+++ RECORDS TO USE

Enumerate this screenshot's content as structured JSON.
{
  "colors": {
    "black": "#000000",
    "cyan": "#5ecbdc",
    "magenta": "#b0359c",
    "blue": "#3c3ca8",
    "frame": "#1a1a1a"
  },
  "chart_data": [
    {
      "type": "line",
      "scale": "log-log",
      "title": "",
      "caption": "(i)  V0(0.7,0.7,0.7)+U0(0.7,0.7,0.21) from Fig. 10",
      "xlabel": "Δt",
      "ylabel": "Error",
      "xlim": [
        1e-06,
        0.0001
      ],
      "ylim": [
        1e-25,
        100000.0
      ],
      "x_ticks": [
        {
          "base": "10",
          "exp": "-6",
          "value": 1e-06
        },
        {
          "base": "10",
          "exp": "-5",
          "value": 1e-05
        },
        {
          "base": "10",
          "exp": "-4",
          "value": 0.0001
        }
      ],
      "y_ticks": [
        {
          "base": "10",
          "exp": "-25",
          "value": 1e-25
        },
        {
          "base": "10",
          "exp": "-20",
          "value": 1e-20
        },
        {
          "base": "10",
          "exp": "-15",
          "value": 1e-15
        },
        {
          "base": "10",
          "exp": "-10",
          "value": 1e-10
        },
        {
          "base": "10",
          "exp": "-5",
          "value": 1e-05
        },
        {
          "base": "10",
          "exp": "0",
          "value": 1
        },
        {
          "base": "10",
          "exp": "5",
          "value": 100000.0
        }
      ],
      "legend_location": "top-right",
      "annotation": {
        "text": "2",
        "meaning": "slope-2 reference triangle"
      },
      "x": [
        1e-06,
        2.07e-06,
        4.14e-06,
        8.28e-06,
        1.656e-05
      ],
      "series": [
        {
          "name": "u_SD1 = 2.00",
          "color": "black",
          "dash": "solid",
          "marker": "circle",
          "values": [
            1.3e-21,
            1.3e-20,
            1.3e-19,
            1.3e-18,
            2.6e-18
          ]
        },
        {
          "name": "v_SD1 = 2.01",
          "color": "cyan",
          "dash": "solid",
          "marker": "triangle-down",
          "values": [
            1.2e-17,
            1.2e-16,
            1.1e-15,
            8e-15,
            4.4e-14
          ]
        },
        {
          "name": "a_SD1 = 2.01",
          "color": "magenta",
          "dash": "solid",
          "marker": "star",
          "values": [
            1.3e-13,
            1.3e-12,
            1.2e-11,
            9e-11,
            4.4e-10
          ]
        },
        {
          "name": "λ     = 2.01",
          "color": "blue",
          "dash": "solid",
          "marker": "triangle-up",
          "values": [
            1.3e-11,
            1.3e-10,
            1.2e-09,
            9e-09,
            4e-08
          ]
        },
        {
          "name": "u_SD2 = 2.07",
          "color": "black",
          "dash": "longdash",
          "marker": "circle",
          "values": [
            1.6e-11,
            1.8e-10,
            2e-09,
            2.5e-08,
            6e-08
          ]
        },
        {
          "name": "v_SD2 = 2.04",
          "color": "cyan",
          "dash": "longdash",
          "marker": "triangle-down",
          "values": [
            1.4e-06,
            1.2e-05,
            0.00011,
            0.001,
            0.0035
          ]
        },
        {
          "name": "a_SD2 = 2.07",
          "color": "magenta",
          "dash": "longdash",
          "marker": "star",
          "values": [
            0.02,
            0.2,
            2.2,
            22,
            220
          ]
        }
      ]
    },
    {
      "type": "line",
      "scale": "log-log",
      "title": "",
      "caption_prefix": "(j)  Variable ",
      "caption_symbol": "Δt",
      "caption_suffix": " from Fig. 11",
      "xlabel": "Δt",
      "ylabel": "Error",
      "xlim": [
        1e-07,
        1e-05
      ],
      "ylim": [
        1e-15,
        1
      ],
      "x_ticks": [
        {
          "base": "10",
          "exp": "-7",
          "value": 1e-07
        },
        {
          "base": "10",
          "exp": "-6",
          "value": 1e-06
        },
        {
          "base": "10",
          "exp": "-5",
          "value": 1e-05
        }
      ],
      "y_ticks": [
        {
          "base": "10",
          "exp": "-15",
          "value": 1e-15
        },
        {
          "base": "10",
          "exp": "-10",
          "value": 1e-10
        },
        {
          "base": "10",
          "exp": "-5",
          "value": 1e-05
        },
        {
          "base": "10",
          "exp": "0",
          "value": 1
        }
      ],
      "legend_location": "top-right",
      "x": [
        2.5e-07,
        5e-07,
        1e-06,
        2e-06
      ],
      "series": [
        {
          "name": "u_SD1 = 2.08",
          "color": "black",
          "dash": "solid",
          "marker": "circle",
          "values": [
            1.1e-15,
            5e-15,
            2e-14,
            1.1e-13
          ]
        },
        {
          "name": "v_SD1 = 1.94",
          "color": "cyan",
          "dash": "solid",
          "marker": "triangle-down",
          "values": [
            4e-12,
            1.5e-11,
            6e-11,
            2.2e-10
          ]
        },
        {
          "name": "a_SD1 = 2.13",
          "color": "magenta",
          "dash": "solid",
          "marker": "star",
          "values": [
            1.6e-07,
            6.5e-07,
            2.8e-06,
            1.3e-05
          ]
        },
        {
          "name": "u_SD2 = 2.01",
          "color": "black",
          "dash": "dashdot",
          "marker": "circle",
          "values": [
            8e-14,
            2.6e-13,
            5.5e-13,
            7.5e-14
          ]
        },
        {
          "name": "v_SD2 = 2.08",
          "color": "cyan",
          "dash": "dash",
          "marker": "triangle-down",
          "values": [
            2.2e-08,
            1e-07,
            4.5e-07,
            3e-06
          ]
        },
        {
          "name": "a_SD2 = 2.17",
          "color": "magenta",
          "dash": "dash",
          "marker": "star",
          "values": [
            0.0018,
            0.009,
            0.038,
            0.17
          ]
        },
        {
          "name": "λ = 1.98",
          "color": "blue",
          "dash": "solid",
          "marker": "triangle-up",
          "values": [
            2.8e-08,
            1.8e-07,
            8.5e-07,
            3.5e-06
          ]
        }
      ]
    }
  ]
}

++++++

**AIM OF THE TASK**.
Repeat all the entries word for word.

**WRITTEN ANSWER**.
Enumerate this screenshot's content as structured JSON.
{
  "colors": {
    "black": "#000000",
    "cyan": "#5ecbdc",
    "magenta": "#b0359c",
    "blue": "#3c3ca8",
    "frame": "#1a1a1a"
  },
  "chart_data": [
    {
      "type": "line",
      "scale": "log-log",
      "title": "",
      "caption": "(i)  V0(0.7,0.7,0.7)+U0(0.7,0.7,0.21) from Fig. 10",
      "xlabel": "Δt",
      "ylabel": "Error",
      "xlim": [
        1e-06,
        0.0001
      ],
      "ylim": [
        1e-25,
        100000.0
      ],
      "x_ticks": [
        {
          "base": "10",
          "exp": "-6",
          "value": 1e-06
        },
        {
          "base": "10",
          "exp": "-5",
          "value": 1e-05
        },
        {
          "base": "10",
          "exp": "-4",
          "value": 0.0001
        }
      ],
      "y_ticks": [
        {
          "base": "10",
          "exp": "-25",
          "value": 1e-25
        },
        {
          "base": "10",
          "exp": "-20",
          "value": 1e-20
        },
        {
          "base": "10",
          "exp": "-15",
          "value": 1e-15
        },
        {
          "base": "10",
          "exp": "-10",
          "value": 1e-10
        },
        {
          "base": "10",
          "exp": "-5",
          "value": 1e-05
        },
        {
          "base": "10",
          "exp": "0",
          "value": 1
        },
        {
          "base": "10",
          "exp": "5",
          "value": 100000.0
        }
      ],
      "legend_location": "top-right",
      "annotation": {
        "text": "2",
        "meaning": "slope-2 reference triangle"
      },
      "x": [
        1e-06,
        2.07e-06,
        4.14e-06,
        8.28e-06,
        1.656e-05
      ],
      "series": [
        {
          "name": "u_SD1 = 2.00",
          "color": "black",
          "dash": "solid",
          "marker": "circle",
          "values": [
            1.3e-21,
            1.3e-20,
            1.3e-19,
            1.3e-18,
            2.6e-18
          ]
        },
        {
          "name": "v_SD1 = 2.01",
          "color": "cyan",
          "dash": "solid",
          "marker": "triangle-down",
          "values": [
            1.2e-17,
            1.2e-16,
            1.1e-15,
            8e-15,
            4.4e-14
          ]
        },
        {
          "name": "a_SD1 = 2.01",
          "color": "magenta",
          "dash": "solid",
          "marker": "star",
          "values": [
            1.3e-13,
            1.3e-12,
            1.2e-11,
            9e-11,
            4.4e-10
          ]
        },
        {
          "name": "λ     = 2.01",
          "color": "blue",
          "dash": "solid",
          "marker": "triangle-up",
          "values": [
            1.3e-11,
            1.3e-10,
            1.2e-09,
            9e-09,
            4e-08
          ]
        },
        {
          "name": "u_SD2 = 2.07",
          "color": "black",
          "dash": "longdash",
          "marker": "circle",
          "values": [
            1.6e-11,
            1.8e-10,
            2e-09,
            2.5e-08,
            6e-08
          ]
        },
        {
          "name": "v_SD2 = 2.04",
          "color": "cyan",
          "dash": "longdash",
          "marker": "triangle-down",
          "values": [
            1.4e-06,
            1.2e-05,
            0.00011,
            0.001,
            0.0035
          ]
        },
        {
          "name": "a_SD2 = 2.07",
          "color": "magenta",
          "dash": "longdash",
          "marker": "star",
          "values": [
            0.02,
            0.2,
            2.2,
            22,
            220
          ]
        }
      ]
    },
    {
      "type": "line",
      "scale": "log-log",
      "title": "",
      "caption_prefix": "(j)  Variable ",
      "caption_symbol": "Δt",
      "caption_suffix": " from Fig. 11",
      "xlabel": "Δt",
      "ylabel": "Error",
      "xlim": [
        1e-07,
        1e-05
      ],
      "ylim": [
        1e-15,
        1
      ],
      "x_ticks": [
        {
          "base": "10",
          "exp": "-7",
          "value": 1e-07
        },
        {
          "base": "10",
          "exp": "-6",
          "value": 1e-06
        },
        {
          "base": "10",
          "exp": "-5",
          "value": 1e-05
        }
      ],
      "y_ticks": [
        {
          "base": "10",
          "exp": "-15",
          "value": 1e-15
        },
        {
          "base": "10",
          "exp": "-10",
          "value": 1e-10
        },
        {
          "base": "10",
          "exp": "-5",
          "value": 1e-05
        },
        {
          "base": "10",
          "exp": "0",
          "value": 1
        }
      ],
      "legend_location": "top-right",
      "x": [
        2.5e-07,
        5e-07,
        1e-06,
        2e-06
      ],
      "series": [
        {
          "name": "u_SD1 = 2.08",
          "color": "black",
          "dash": "solid",
          "marker": "circle",
          "values": [
            1.1e-15,
            5e-15,
            2e-14,
            1.1e-13
          ]
        },
        {
          "name": "v_SD1 = 1.94",
          "color": "cyan",
          "dash": "solid",
          "marker": "triangle-down",
          "values": [
            4e-12,
            1.5e-11,
            6e-11,
            2.2e-10
          ]
        },
        {
          "name": "a_SD1 = 2.13",
          "color": "magenta",
          "dash": "solid",
          "marker": "star",
          "values": [
            1.6e-07,
            6.5e-07,
            2.8e-06,
            1.3e-05
          ]
        },
        {
          "name": "u_SD2 = 2.01",
          "color": "black",
          "dash": "dashdot",
          "marker": "circle",
          "values": [
            8e-14,
            2.6e-13,
            5.5e-13,
            7.5e-14
          ]
        },
        {
          "name": "v_SD2 = 2.08",
          "color": "cyan",
          "dash": "dash",
          "marker": "triangle-down",
          "values": [
            2.2e-08,
            1e-07,
            4.5e-07,
            3e-06
          ]
        },
        {
          "name": "a_SD2 = 2.17",
          "color": "magenta",
          "dash": "dash",
          "marker": "star",
          "values": [
            0.0018,
            0.009,
            0.038,
            0.17
          ]
        },
        {
          "name": "λ = 1.98",
          "color": "blue",
          "dash": "solid",
          "marker": "triangle-up",
          "values": [
            2.8e-08,
            1.8e-07,
            8.5e-07,
            3.5e-06
          ]
        }
      ]
    }
  ]
}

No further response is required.